> **Provided data**:
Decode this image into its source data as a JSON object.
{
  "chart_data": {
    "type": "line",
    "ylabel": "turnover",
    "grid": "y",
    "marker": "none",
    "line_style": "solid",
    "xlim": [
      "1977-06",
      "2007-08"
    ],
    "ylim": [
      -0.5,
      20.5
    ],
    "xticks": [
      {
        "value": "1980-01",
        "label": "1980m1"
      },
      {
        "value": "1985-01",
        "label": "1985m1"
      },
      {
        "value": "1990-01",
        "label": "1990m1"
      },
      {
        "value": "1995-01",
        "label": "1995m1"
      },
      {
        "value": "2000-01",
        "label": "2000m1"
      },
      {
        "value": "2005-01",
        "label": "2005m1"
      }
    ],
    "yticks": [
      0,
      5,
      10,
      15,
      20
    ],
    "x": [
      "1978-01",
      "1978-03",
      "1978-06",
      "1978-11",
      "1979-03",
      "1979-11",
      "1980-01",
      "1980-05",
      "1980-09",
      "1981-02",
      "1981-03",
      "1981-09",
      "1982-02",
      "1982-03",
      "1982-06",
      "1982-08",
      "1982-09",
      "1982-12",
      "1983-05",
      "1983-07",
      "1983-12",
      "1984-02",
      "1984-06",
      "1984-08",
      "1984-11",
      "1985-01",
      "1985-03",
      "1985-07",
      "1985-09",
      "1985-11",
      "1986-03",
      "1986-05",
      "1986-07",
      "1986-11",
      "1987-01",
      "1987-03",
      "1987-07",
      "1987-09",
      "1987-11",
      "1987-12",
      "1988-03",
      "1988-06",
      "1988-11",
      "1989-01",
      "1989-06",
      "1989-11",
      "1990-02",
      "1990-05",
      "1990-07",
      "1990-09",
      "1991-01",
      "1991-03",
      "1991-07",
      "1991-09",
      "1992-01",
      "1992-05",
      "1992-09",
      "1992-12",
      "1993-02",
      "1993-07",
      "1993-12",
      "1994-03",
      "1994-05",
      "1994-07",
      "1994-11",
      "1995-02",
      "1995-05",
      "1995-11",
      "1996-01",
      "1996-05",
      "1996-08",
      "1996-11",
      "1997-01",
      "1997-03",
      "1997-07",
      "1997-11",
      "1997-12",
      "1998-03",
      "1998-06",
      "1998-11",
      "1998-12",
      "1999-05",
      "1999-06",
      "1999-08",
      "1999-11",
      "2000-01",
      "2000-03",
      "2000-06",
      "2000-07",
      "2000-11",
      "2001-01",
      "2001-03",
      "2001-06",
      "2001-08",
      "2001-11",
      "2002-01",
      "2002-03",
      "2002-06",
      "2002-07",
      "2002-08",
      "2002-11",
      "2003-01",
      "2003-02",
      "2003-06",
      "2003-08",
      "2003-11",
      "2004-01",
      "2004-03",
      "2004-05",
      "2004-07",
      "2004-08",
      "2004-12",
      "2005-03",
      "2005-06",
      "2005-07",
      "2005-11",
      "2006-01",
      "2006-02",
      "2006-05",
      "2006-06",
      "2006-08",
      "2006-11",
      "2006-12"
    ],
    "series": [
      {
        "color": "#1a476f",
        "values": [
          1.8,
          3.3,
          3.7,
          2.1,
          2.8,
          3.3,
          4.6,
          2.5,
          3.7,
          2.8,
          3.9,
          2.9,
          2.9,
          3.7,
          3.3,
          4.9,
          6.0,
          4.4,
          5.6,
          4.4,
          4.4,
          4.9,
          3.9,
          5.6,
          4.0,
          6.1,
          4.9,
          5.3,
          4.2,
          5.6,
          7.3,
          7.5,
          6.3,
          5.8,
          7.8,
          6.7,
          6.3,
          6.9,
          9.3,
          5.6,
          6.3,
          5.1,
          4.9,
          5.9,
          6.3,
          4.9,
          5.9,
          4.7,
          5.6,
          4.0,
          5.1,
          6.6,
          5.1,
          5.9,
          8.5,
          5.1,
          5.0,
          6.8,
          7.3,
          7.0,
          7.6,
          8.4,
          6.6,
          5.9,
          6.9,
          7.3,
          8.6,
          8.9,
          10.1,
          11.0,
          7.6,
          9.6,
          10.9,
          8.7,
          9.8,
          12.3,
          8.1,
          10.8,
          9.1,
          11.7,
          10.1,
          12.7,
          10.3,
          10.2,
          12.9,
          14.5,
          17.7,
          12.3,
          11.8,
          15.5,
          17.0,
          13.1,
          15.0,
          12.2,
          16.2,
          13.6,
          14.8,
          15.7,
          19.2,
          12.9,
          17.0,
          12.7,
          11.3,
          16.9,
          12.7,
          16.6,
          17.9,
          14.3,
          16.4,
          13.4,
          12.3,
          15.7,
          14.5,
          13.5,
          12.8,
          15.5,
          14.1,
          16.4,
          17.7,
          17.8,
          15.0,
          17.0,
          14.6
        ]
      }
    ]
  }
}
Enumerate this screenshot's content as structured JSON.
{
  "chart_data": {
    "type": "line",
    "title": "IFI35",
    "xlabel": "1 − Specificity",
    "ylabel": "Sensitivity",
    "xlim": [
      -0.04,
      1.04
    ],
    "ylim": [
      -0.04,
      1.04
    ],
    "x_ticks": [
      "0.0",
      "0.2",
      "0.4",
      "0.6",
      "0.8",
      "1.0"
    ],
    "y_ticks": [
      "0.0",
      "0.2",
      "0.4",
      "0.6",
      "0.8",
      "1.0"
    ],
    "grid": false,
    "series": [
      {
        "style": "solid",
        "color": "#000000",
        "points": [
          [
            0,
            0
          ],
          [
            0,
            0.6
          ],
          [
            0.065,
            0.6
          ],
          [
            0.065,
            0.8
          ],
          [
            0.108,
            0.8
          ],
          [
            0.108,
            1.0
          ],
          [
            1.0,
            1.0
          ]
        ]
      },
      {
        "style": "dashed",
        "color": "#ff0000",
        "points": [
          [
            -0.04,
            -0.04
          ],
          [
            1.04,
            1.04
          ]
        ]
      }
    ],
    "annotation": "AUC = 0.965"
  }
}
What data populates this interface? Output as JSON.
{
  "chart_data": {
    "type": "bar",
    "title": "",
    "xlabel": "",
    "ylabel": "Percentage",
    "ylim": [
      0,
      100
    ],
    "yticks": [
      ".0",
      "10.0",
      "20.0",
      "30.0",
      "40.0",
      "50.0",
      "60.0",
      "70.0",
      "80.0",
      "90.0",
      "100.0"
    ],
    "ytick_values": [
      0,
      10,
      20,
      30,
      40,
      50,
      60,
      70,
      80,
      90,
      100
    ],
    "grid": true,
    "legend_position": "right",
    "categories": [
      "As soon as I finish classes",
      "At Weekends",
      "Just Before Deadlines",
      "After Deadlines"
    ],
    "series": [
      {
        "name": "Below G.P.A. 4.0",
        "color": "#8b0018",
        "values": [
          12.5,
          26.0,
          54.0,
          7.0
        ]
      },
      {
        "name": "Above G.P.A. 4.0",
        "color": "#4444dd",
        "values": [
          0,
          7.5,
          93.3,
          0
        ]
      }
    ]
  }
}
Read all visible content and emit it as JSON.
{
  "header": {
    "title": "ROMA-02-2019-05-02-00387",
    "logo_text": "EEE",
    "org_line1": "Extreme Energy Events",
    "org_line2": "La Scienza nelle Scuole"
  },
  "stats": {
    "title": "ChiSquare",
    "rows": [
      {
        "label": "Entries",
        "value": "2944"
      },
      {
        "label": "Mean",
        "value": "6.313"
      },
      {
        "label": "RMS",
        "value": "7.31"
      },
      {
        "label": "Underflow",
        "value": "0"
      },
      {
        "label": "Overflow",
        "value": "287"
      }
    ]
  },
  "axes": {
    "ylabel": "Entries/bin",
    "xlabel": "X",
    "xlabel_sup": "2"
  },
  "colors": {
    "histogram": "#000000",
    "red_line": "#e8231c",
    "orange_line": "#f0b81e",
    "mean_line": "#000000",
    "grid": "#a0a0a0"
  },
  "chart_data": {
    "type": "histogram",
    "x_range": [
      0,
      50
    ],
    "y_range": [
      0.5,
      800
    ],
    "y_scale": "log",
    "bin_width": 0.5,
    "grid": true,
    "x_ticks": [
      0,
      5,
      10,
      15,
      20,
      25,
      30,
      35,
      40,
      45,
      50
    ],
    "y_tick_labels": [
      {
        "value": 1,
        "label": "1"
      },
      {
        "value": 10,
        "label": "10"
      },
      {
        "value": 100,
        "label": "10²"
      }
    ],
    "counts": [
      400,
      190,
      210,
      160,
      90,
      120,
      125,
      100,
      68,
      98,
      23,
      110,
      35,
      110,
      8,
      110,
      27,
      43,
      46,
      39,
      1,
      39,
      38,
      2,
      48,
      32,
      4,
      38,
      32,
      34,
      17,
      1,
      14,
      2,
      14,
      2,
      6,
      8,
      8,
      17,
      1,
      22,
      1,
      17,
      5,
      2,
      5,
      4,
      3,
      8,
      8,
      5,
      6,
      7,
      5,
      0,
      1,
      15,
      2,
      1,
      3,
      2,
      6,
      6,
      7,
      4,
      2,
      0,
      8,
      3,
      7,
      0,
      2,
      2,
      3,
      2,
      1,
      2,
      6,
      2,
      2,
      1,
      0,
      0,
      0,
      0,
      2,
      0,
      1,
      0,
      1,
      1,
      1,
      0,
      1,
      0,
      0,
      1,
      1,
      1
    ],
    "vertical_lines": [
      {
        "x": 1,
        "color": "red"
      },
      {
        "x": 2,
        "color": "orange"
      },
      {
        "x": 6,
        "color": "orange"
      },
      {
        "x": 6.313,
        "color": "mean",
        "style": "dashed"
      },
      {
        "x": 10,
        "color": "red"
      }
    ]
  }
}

> **Short exercise**:
Each line in the data that holds the string "title" should be found and copied.

> **Output for this exercise**:
    "title": "IFI35",
    "title": "",
    "title": "ROMA-02-2019-05-02-00387",
    "title": "ChiSquare",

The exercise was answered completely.